• _INSTRUCTIONS FOR THE TASK_
Restate the entries below verbatim.

-- Begin SUPPLIED DATA --

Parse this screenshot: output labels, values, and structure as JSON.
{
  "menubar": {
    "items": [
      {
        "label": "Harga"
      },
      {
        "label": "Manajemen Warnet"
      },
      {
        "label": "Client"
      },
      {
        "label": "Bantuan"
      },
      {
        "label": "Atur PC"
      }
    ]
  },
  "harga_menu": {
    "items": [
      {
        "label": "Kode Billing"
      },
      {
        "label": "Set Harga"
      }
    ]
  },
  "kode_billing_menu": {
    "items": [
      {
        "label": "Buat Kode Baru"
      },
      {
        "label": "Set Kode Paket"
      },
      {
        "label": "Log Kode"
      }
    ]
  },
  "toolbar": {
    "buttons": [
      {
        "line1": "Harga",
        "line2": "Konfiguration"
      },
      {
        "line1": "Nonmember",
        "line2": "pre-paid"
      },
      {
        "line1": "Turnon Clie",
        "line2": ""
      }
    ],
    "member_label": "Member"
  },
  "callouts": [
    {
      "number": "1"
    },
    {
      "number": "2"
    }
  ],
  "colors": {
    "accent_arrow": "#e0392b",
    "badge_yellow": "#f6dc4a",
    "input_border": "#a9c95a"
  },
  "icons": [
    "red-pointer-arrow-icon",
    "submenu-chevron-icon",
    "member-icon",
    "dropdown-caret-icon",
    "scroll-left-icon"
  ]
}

-- End SUPPLIED DATA --

• _EXPECTED ANSWER_
Parse this screenshot: output labels, values, and structure as JSON.
{
  "menubar": {
    "items": [
      {
        "label": "Harga"
      },
      {
        "label": "Manajemen Warnet"
      },
      {
        "label": "Client"
      },
      {
        "label": "Bantuan"
      },
      {
        "label": "Atur PC"
      }
    ]
  },
  "harga_menu": {
    "items": [
      {
        "label": "Kode Billing"
      },
      {
        "label": "Set Harga"
      }
    ]
  },
  "kode_billing_menu": {
    "items": [
      {
        "label": "Buat Kode Baru"
      },
      {
        "label": "Set Kode Paket"
      },
      {
        "label": "Log Kode"
      }
    ]
  },
  "toolbar": {
    "buttons": [
      {
        "line1": "Harga",
        "line2": "Konfiguration"
      },
      {
        "line1": "Nonmember",
        "line2": "pre-paid"
      },
      {
        "line1": "Turnon Clie",
        "line2": ""
      }
    ],
    "member_label": "Member"
  },
  "callouts": [
    {
      "number": "1"
    },
    {
      "number": "2"
    }
  ],
  "colors": {
    "accent_arrow": "#e0392b",
    "badge_yellow": "#f6dc4a",
    "input_border": "#a9c95a"
  },
  "icons": [
    "red-pointer-arrow-icon",
    "submenu-chevron-icon",
    "member-icon",
    "dropdown-caret-icon",
    "scroll-left-icon"
  ]
}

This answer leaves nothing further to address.